EXERCÍCIOS PROPOSTOS
1 > Reescreva de forma mais concisa o parágrafo do texto sobre a monstruosidade que começa com "Vejo que os nossos monstros", mantendo seus fatos principais.
2 > No texto sobre a monstruosidade, copie o trecho que começa nas palavras "Aliás, vejo os" e termina após "saída sem despedida.", substituindo "frieza" por "dureza".
3 > Prossiga com o texto sobre a monstruosidade a partir da última frase apresentada.

TEXTO CITADO

_ _ _ _ _

Fazer uma análise contemporânea sobre a monstruosidade é pretensão para qualquer um que já viveu os dois lados da maldade humana. Não quero discutir a fatalidade das fábulas infantis ou do bandido que se faz querido como o mocinho, mas a maldade que se faz notória, freqüente, motivada, com adorno platônico, justificada e cheia de excelentes motivos. Diria a maldade “além do bem e do mal” ou aquela que precisa achar o caminho de volta, mas acompanhada.

Assim, penso que toda monstruosidade é uma confissão que fere a própria imagem, de forma dominadora e, talvez, até masculina. Penaliza até quem mais se ama, pois poderia ser uma acepção do equívoco de que para sobreviver temos que ser fortes. Sem divagações, mas  poderia resignar-se e se tornar cúmplice passivo por meio dos nossos desejos, dos nossos vícios, das nossas vaidades, dos nossos ciúmes ou dos nossos medos. Ou poderia ser como Ana Carolina canta: (…) Há quem acredite em milagres. Há quem cometa maldades. Há quem não saiba dizer a verdade (…)”.
Vejo que os nossos monstros tornam-se cada vez mais presentes e vivos. Consigo enxergá-los na estadia dos meus sentimentos. Diria que sinto esses monstros me engolirem  e, claro que, as vezes discordo dos seus agravos e facetas, mas não tenho como  expulsá-los.
Esse mostro não precisa ser Frankenstein, Hitler, Stalin, Mussolini, Pinochet, Mao Tsé-Tung,  Saddam Hussein, Jack o Estripador, Jason do Sexta-Feira 13 ou o ex-goleiro Bruno,  mas pode ser aquele vizinho que dorme pensando sobre o que vai falar para o síndico, aquele colega de trabalho que sonha com o cargo de terceiro, aquele cunhado que ridiculariza as piadas, o colega da academia que representa  a malícia do esforço repetitivo  ou o silêncio desaprovador de quem deveria opinar, mas se cala para não se comprometer. Talvez seja apenas o contraponto do Dr. House.
Aliás, vejo os monstros na frieza dos veredictos, no juízo de valor das iniciativas que são desacreditadas e morrem antes de serem intentadas, na preparação para ridicularizar a proposta alheia ou quem sabe no olhar obstruído frente às conquistas pessoais.  Vejo-os na ausência de explicação ou nas mentiras para suportar a convivência. Talvez no olhar distante quando a conversa não agrada ou nas poucas palavras quando existe a emergência na despedida.  Vejo os seus sinais nos desfechos a porta fechada e na ironia  das usurpação do sucesso alheio. Vejo-os até na saída sem despedida.

_ _ _ _ _

Registros de dados:

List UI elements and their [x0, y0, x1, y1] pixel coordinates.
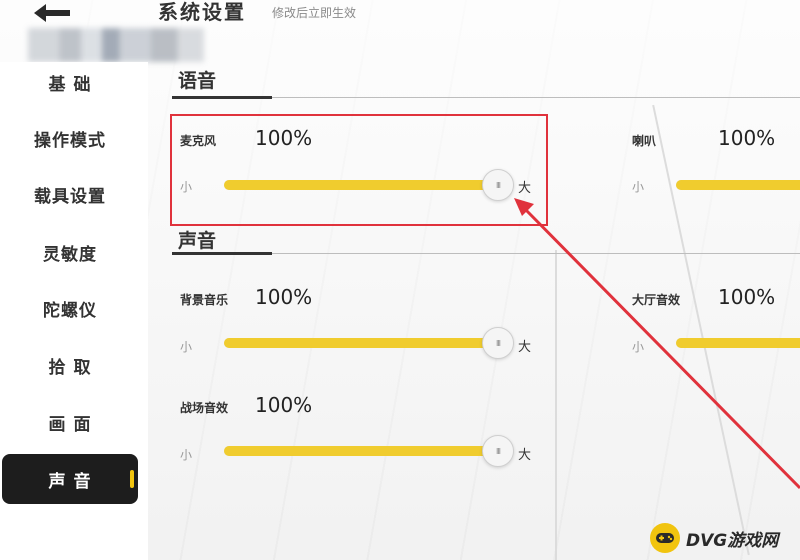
gamepad-icon [650, 523, 680, 553]
watermark: DVG游戏网 [650, 520, 800, 556]
annotation-arrow-icon [514, 198, 800, 490]
watermark-text: DVG游戏网 [686, 530, 779, 551]
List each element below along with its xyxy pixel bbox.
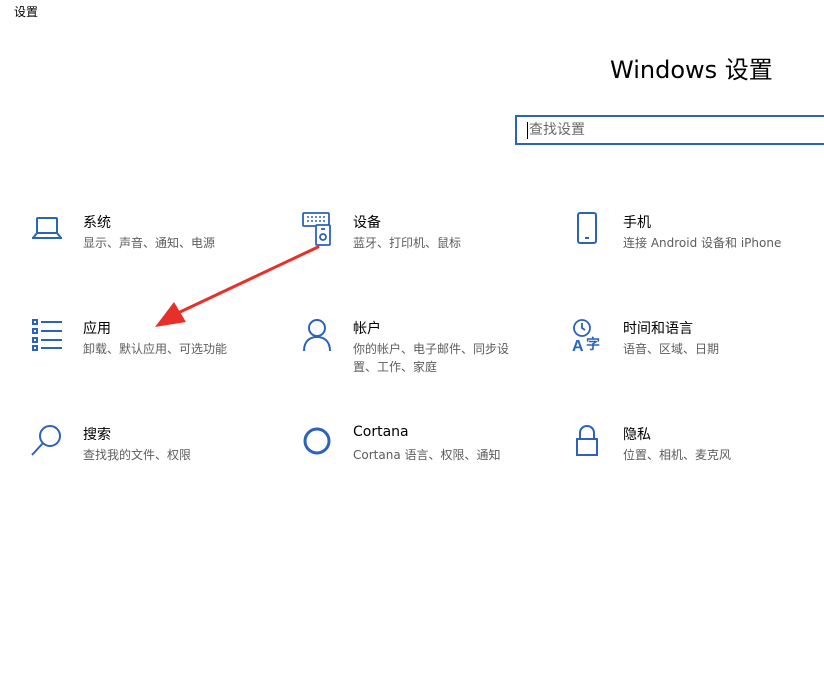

_ _ _ _ _

RESPOSTAS
1 > Nossos monstros estão cada vez mais presentes e vivos. Eu os enxergo em meus sentimentos e sinto que me engolem. Às vezes discordo de seus agravos e facetas, mas não consigo expulsá-los.

2 >
Aliás, vejo os monstros na dureza dos veredictos, no juízo de valor das iniciativas que são desacreditadas e morrem antes de serem intentadas, na preparação para ridicularizar a proposta alheia ou quem sabe no olhar obstruído frente às conquistas pessoais.  Vejo-os na ausência de explicação ou nas mentiras para suportar a convivência. Talvez no olhar distante quando a conversa não agrada ou nas poucas palavras quando existe a emergência na despedida.  Vejo os seus sinais nos desfechos a porta fechada e na ironia  das usurpação do sucesso alheio. Vejo-os até na saída sem despedida.

3 >
Quando penso nos monstros modernos,  percebo não a intensidade da maldade, mas a sua banalização ou métodos adequados para o fracasso dos laços afetivos. Penso no próprio veneno que validou a serpente de Adão como o fruto desde o princípio.  Nem incito pensar que sempre as coisas foram dessa forma, mas acredito que o Código de Hamurabi se faz valer quando o monstro passou agora ser qualquer um, afinal não é desumano ser insensível ou conviver com a ausência de humanidade ou frieza. Prefere-se o fim, o ultimato à vitória das diferenças.

Não tenho medo da maldade patológica ou mesmo da agressão verbal. Mas tenho medo da mentira, da indiferença, da amargura, da falta de perdão ou da intenção amoral. Tenho medo do blefe, do jogo, da política, do acordo ou da expectativa do sopro. Não tenho medo do veneno da cobra ou do escorpião, pois esse nunca disfarçou a sua intenção, mas tenho receio do veneno  humano de forma disfarçada. Tenho medo do mostro moderno.
Quem sabe na angústia de matar esse mostro que mora ao lado, seja necessário perder: a compaixão, a disposição no entendimento, a afabilidade, a paciência, a diligência e a humildade. Às vezes o enfrentamento de monstros diários nos leva ao sofrimento, ao desgosto, a frustração e ao desassossego, mas só, assim conseguimos representar o nosso obituário diário com um respeito ecumênico de que tudo deve ser assim como é.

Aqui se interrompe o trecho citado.